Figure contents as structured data
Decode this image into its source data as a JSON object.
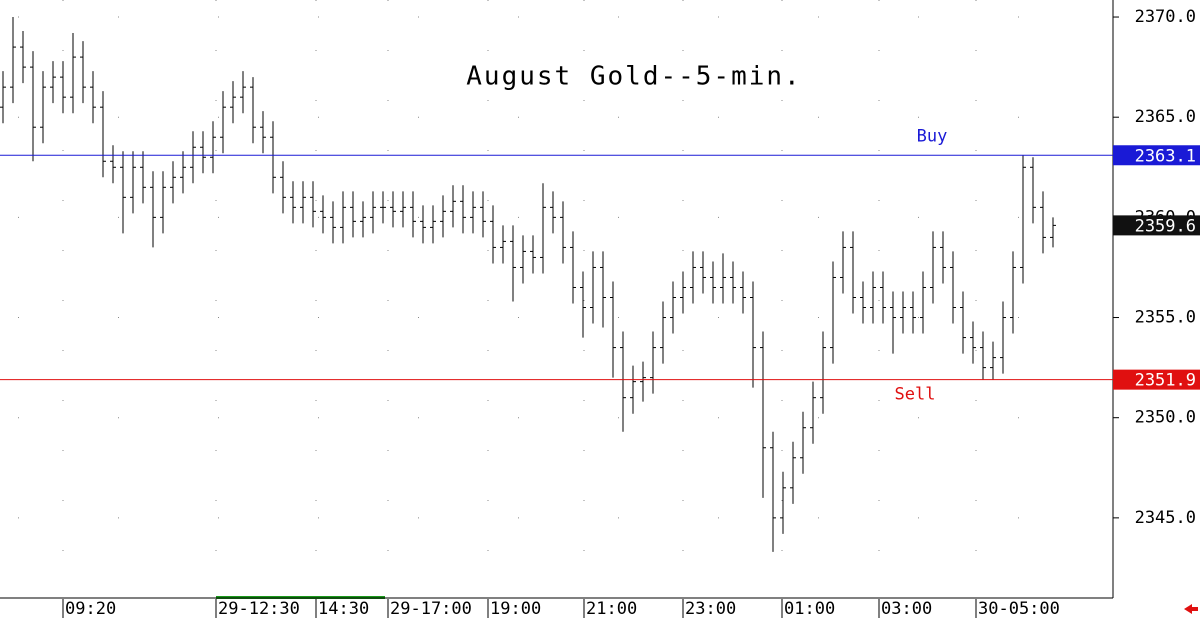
{
  "chart_data": {
    "type": "ohlc",
    "title": "August Gold--5-min.",
    "open": [
      2365.5,
      2366.5,
      2368.5,
      2367.5,
      2364.5,
      2366.5,
      2367.0,
      2366.0,
      2368.0,
      2366.5,
      2365.5,
      2362.8,
      2362.5,
      2361.0,
      2362.5,
      2361.5,
      2360.0,
      2361.5,
      2362.0,
      2362.5,
      2363.5,
      2363.0,
      2364.0,
      2365.5,
      2366.0,
      2366.5,
      2364.5,
      2364.0,
      2362.0,
      2361.0,
      2360.5,
      2361.0,
      2360.3,
      2360.0,
      2359.5,
      2360.5,
      2359.8,
      2360.0,
      2360.5,
      2360.5,
      2360.3,
      2360.5,
      2359.8,
      2359.5,
      2359.8,
      2360.3,
      2360.8,
      2360.0,
      2360.5,
      2359.8,
      2358.5,
      2358.8,
      2357.5,
      2358.3,
      2358.0,
      2360.5,
      2360.0,
      2358.5,
      2356.5,
      2355.5,
      2357.5,
      2356.0,
      2353.5,
      2351.0,
      2351.8,
      2352.0,
      2353.5,
      2355.0,
      2356.0,
      2356.5,
      2357.5,
      2357.0,
      2356.5,
      2357.0,
      2356.5,
      2356.0,
      2353.5,
      2348.5,
      2345.0,
      2346.5,
      2348.0,
      2349.5,
      2351.0,
      2353.5,
      2357.0,
      2358.5,
      2356.0,
      2355.5,
      2356.5,
      2355.5,
      2355.0,
      2355.5,
      2355.0,
      2356.5,
      2358.5,
      2357.5,
      2355.5,
      2354.0,
      2353.5,
      2352.5,
      2353.0,
      2355.0,
      2357.5,
      2362.5,
      2360.5,
      2359.0
    ],
    "high": [
      2367.3,
      2370.0,
      2369.3,
      2368.3,
      2367.3,
      2367.8,
      2367.8,
      2369.2,
      2368.8,
      2367.3,
      2366.3,
      2363.6,
      2363.3,
      2363.3,
      2363.3,
      2362.3,
      2362.3,
      2362.8,
      2363.3,
      2364.3,
      2364.3,
      2364.8,
      2366.3,
      2366.8,
      2367.3,
      2367.0,
      2365.3,
      2364.8,
      2362.8,
      2361.8,
      2361.8,
      2361.8,
      2361.1,
      2360.8,
      2361.3,
      2361.3,
      2360.8,
      2361.3,
      2361.3,
      2361.3,
      2361.3,
      2361.3,
      2360.6,
      2360.6,
      2361.1,
      2361.6,
      2361.6,
      2361.3,
      2361.3,
      2360.6,
      2359.6,
      2359.6,
      2359.1,
      2359.1,
      2361.7,
      2361.3,
      2360.8,
      2359.3,
      2357.3,
      2358.3,
      2358.3,
      2356.8,
      2354.3,
      2352.6,
      2352.8,
      2354.3,
      2355.8,
      2356.8,
      2357.3,
      2358.3,
      2358.3,
      2357.8,
      2358.2,
      2357.8,
      2357.3,
      2356.8,
      2354.3,
      2349.3,
      2347.3,
      2348.8,
      2350.3,
      2351.8,
      2354.3,
      2357.8,
      2359.3,
      2359.3,
      2356.8,
      2357.3,
      2357.3,
      2356.3,
      2356.3,
      2356.3,
      2357.3,
      2359.3,
      2359.3,
      2358.3,
      2356.3,
      2354.8,
      2354.3,
      2353.8,
      2355.8,
      2358.3,
      2363.1,
      2363.0,
      2361.3,
      2360.0
    ],
    "low": [
      2364.7,
      2365.7,
      2366.7,
      2362.8,
      2363.7,
      2365.7,
      2365.2,
      2365.2,
      2365.7,
      2364.7,
      2362.0,
      2361.7,
      2359.2,
      2360.2,
      2360.7,
      2358.5,
      2359.2,
      2360.7,
      2361.2,
      2361.7,
      2362.2,
      2362.2,
      2363.2,
      2364.7,
      2365.2,
      2363.7,
      2363.2,
      2361.2,
      2360.2,
      2359.7,
      2359.7,
      2359.5,
      2359.2,
      2358.7,
      2358.7,
      2359.0,
      2359.0,
      2359.2,
      2359.7,
      2359.5,
      2359.5,
      2359.0,
      2358.7,
      2358.7,
      2359.0,
      2359.5,
      2359.2,
      2359.2,
      2359.0,
      2357.7,
      2357.7,
      2355.8,
      2356.7,
      2357.2,
      2357.2,
      2359.2,
      2357.7,
      2355.7,
      2354.0,
      2354.7,
      2354.5,
      2352.0,
      2349.3,
      2350.2,
      2350.8,
      2351.2,
      2352.7,
      2354.2,
      2355.2,
      2355.7,
      2356.2,
      2355.7,
      2355.7,
      2355.7,
      2355.2,
      2351.5,
      2346.0,
      2343.3,
      2344.2,
      2345.7,
      2347.2,
      2348.7,
      2350.2,
      2352.7,
      2356.2,
      2355.2,
      2354.7,
      2354.7,
      2354.7,
      2353.2,
      2354.2,
      2354.2,
      2354.2,
      2355.7,
      2356.7,
      2354.7,
      2353.2,
      2352.7,
      2351.9,
      2351.9,
      2352.2,
      2354.2,
      2356.7,
      2359.7,
      2358.2,
      2358.5
    ],
    "close": [
      2366.5,
      2368.5,
      2367.5,
      2364.5,
      2366.5,
      2367.0,
      2366.0,
      2368.0,
      2366.5,
      2365.5,
      2362.8,
      2362.5,
      2361.0,
      2362.5,
      2361.5,
      2360.0,
      2361.5,
      2362.0,
      2362.5,
      2363.5,
      2363.0,
      2364.0,
      2365.5,
      2366.0,
      2366.5,
      2364.5,
      2364.0,
      2362.0,
      2361.0,
      2360.5,
      2361.0,
      2360.3,
      2360.0,
      2359.5,
      2360.5,
      2359.8,
      2360.0,
      2360.5,
      2360.5,
      2360.3,
      2360.5,
      2359.8,
      2359.5,
      2359.8,
      2360.3,
      2360.8,
      2360.0,
      2360.5,
      2359.8,
      2358.5,
      2358.8,
      2357.5,
      2358.3,
      2358.0,
      2360.5,
      2360.0,
      2358.5,
      2356.5,
      2355.5,
      2357.5,
      2356.0,
      2353.5,
      2351.0,
      2351.8,
      2352.0,
      2353.5,
      2355.0,
      2356.0,
      2356.5,
      2357.5,
      2357.0,
      2356.5,
      2357.0,
      2356.5,
      2356.0,
      2353.5,
      2348.5,
      2345.0,
      2346.5,
      2348.0,
      2349.5,
      2351.0,
      2353.5,
      2357.0,
      2358.5,
      2356.0,
      2355.5,
      2356.5,
      2355.5,
      2355.0,
      2355.5,
      2355.0,
      2356.5,
      2358.5,
      2357.5,
      2355.5,
      2354.0,
      2353.5,
      2352.5,
      2353.0,
      2355.0,
      2357.5,
      2362.5,
      2360.5,
      2359.0,
      2359.6
    ],
    "color": "#000000",
    "xlim": [
      -0.3,
      110.7
    ],
    "xticks": [
      {
        "value": 6.0,
        "label": "09:20"
      },
      {
        "value": 21.3,
        "label": "29-12:30"
      },
      {
        "value": 31.3,
        "label": "14:30"
      },
      {
        "value": 38.5,
        "label": "29-17:00"
      },
      {
        "value": 48.5,
        "label": "19:00"
      },
      {
        "value": 58.1,
        "label": "21:00"
      },
      {
        "value": 68.0,
        "label": "23:00"
      },
      {
        "value": 77.9,
        "label": "01:00"
      },
      {
        "value": 87.6,
        "label": "03:00"
      },
      {
        "value": 97.3,
        "label": "30-05:00"
      }
    ],
    "ylim": [
      2341.05,
      2370.85
    ],
    "yticks": [
      {
        "value": 2345,
        "label": "2345.0"
      },
      {
        "value": 2350,
        "label": "2350.0"
      },
      {
        "value": 2355,
        "label": "2355.0"
      },
      {
        "value": 2360,
        "label": "2360.0"
      },
      {
        "value": 2365,
        "label": "2365.0"
      },
      {
        "value": 2370,
        "label": "2370.0"
      }
    ],
    "grid": true,
    "levels": [
      {
        "name": "Buy",
        "value": 2363.1,
        "color": "#1a1ad6"
      },
      {
        "name": "Sell",
        "value": 2351.9,
        "color": "#e01010"
      }
    ],
    "last": 2359.6
  }
}
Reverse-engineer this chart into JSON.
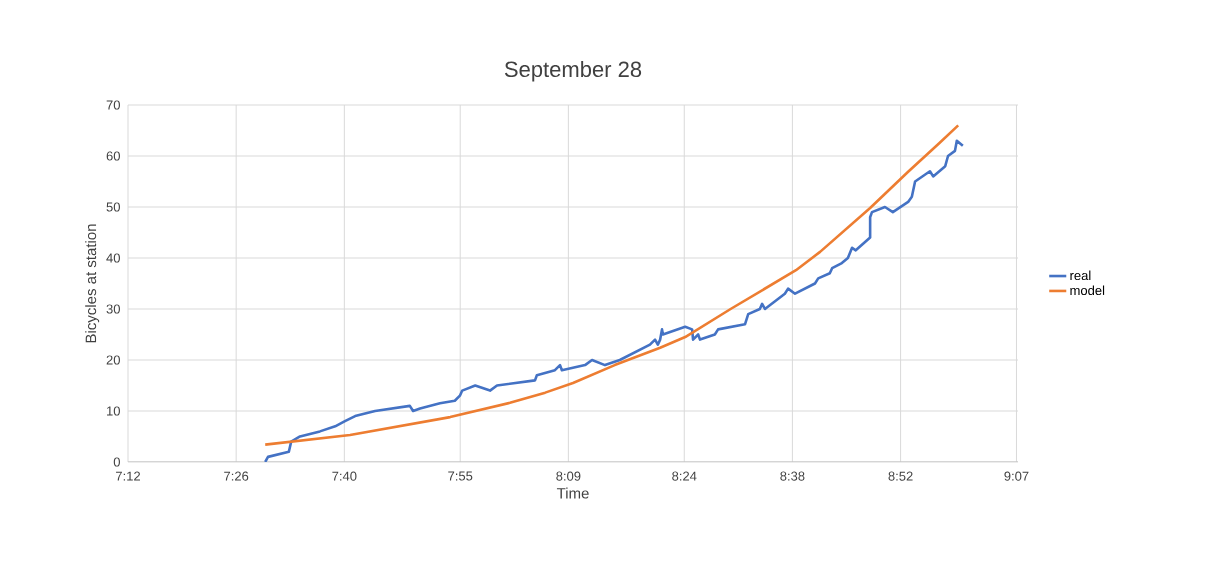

→ Required task
For the data above, state how many lines contain "JSON"; the number is the whole answer.

→ Exercise response
2